**TASK DETAILS**
Find and copy each line in the material below where the string "Ladebefehl" occurs.

**MATERIAL PROVIDED**
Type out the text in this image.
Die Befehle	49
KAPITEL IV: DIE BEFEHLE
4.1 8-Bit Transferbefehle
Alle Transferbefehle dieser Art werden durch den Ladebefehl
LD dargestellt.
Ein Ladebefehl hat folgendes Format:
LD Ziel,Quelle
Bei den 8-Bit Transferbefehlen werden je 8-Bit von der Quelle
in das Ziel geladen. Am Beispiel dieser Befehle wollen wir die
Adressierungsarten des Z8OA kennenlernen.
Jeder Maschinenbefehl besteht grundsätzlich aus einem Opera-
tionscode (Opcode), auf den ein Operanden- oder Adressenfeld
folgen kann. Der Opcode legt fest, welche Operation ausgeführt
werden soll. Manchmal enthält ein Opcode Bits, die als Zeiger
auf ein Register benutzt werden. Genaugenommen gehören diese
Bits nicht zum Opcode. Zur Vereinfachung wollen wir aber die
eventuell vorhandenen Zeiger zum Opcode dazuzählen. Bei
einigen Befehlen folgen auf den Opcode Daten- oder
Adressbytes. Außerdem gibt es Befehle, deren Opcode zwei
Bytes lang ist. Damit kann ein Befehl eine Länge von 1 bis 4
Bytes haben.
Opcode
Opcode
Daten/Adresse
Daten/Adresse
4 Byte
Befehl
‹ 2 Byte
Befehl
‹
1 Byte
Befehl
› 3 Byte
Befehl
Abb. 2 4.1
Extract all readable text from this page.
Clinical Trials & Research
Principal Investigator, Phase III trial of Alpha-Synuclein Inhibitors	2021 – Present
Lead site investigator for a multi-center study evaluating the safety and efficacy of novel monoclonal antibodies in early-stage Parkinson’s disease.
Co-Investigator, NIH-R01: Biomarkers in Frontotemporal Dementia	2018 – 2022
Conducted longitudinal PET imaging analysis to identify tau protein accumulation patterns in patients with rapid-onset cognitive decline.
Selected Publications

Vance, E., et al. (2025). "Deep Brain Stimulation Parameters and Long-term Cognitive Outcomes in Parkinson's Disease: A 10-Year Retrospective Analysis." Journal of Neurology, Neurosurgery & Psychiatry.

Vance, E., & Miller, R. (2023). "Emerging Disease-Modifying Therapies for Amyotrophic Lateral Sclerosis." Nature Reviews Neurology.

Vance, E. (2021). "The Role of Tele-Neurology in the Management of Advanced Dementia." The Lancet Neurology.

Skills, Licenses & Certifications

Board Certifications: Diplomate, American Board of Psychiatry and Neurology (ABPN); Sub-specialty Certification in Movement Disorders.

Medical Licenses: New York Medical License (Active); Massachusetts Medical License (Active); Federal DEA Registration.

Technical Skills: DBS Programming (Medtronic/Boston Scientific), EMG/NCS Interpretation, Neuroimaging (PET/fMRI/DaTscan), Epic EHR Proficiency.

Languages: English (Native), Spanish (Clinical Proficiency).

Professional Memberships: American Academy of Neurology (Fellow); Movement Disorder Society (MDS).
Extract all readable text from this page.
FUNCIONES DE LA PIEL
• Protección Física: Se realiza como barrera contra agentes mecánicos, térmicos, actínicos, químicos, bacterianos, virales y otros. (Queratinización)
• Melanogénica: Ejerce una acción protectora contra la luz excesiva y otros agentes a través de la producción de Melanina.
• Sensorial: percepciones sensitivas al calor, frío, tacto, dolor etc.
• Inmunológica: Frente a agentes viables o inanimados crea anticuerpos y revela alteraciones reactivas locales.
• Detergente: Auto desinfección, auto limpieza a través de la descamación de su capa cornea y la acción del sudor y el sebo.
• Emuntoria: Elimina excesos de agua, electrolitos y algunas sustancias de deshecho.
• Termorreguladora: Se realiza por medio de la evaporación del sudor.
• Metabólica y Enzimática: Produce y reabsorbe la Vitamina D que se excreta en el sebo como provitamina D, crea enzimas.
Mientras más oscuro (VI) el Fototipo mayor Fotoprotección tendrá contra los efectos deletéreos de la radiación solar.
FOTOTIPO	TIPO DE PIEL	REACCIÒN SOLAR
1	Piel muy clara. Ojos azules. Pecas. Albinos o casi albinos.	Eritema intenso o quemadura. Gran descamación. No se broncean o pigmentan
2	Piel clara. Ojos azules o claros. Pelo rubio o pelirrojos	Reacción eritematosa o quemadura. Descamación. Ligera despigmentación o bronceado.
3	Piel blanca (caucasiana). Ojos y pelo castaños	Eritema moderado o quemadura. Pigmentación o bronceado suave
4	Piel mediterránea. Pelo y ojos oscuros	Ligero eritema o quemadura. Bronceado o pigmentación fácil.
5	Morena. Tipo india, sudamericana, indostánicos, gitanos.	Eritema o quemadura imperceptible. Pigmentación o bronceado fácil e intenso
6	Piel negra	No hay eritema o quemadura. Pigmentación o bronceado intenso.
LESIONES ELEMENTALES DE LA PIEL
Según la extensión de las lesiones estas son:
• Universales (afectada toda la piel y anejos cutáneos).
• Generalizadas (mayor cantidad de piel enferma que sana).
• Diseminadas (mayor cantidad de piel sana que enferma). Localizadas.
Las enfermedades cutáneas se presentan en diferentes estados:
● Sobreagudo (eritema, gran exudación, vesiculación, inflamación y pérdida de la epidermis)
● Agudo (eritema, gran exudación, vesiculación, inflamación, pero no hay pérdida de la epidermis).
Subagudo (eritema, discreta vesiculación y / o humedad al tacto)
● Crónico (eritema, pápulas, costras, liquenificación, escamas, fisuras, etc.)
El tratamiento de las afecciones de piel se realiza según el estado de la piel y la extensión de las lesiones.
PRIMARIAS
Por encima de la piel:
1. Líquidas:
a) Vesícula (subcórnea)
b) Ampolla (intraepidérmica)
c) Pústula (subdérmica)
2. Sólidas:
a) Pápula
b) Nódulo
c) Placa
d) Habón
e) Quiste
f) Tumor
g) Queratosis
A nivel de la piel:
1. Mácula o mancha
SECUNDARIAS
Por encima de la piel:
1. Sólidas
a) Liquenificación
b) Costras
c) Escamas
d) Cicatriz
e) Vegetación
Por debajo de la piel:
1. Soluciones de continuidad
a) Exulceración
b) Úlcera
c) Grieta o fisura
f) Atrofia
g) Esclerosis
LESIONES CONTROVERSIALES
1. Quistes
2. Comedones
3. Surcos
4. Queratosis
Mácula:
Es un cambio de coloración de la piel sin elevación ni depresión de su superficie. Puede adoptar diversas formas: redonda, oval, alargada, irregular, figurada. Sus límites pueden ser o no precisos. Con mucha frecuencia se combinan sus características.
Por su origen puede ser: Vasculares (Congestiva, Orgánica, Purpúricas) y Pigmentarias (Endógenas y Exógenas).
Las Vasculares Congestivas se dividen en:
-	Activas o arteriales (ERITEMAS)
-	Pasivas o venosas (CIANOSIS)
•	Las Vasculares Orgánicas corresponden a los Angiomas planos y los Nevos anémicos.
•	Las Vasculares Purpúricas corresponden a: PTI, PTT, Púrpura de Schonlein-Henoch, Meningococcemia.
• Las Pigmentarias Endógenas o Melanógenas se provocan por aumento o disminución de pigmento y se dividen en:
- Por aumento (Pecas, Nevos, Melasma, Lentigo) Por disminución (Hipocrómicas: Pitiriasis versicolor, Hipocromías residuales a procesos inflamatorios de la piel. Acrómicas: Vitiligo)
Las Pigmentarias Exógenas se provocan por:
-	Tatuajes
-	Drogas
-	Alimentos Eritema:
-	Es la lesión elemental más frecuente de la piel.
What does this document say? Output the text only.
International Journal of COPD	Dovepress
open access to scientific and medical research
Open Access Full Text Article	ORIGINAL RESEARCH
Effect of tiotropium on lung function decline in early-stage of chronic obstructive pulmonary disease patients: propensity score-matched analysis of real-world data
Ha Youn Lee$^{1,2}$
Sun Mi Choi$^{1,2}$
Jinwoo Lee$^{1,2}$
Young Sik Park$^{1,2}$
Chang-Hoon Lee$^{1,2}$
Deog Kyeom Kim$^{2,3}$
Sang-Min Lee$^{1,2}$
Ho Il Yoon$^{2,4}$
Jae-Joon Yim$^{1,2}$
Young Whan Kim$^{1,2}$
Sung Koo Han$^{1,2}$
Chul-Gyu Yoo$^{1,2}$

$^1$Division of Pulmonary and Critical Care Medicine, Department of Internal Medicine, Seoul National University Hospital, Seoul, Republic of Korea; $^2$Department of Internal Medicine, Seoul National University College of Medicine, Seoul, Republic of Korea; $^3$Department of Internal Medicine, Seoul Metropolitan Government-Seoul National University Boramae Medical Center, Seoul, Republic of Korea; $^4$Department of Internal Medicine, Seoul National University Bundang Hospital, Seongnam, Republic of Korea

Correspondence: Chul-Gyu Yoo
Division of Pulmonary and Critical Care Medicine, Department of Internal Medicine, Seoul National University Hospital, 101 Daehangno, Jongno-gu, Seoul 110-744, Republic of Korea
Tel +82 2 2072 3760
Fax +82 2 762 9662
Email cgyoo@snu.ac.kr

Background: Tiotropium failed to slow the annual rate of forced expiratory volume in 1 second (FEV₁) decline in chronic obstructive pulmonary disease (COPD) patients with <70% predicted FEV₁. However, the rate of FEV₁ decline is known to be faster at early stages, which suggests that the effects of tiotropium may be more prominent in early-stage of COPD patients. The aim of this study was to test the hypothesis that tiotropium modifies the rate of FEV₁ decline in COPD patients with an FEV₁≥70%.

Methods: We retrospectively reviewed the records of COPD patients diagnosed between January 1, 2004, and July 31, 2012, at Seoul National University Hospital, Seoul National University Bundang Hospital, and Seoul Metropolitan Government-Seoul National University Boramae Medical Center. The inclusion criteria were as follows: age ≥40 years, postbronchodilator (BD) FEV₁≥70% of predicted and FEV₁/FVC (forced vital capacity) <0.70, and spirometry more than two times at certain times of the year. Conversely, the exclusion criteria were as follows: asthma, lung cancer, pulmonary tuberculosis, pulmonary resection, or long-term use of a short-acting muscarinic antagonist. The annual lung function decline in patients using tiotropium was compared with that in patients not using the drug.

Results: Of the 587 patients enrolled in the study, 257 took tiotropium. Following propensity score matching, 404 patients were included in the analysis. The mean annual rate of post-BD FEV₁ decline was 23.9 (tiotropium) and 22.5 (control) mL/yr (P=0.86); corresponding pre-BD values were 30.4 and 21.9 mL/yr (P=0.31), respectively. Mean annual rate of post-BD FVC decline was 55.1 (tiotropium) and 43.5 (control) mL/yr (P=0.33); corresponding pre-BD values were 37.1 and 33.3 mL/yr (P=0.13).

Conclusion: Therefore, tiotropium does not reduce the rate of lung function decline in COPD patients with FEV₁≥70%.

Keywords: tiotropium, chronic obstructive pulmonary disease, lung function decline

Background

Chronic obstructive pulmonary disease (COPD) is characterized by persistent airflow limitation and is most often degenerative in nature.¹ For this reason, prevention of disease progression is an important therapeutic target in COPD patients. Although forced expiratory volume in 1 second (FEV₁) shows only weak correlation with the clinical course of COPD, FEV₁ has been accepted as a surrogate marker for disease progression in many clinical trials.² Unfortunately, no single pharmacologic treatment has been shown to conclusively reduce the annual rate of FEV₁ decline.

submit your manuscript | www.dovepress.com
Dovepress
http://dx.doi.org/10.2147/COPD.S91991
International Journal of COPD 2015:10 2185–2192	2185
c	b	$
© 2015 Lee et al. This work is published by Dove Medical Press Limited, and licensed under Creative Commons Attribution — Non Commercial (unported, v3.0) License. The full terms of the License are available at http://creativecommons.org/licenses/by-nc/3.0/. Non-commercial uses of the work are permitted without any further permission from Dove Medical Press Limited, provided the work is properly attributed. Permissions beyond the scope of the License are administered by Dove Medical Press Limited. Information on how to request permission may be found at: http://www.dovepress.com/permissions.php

**RESULT OF THIS EXERCISE**
Alle Transferbefehle dieser Art werden durch den Ladebefehl
Ein Ladebefehl hat folgendes Format:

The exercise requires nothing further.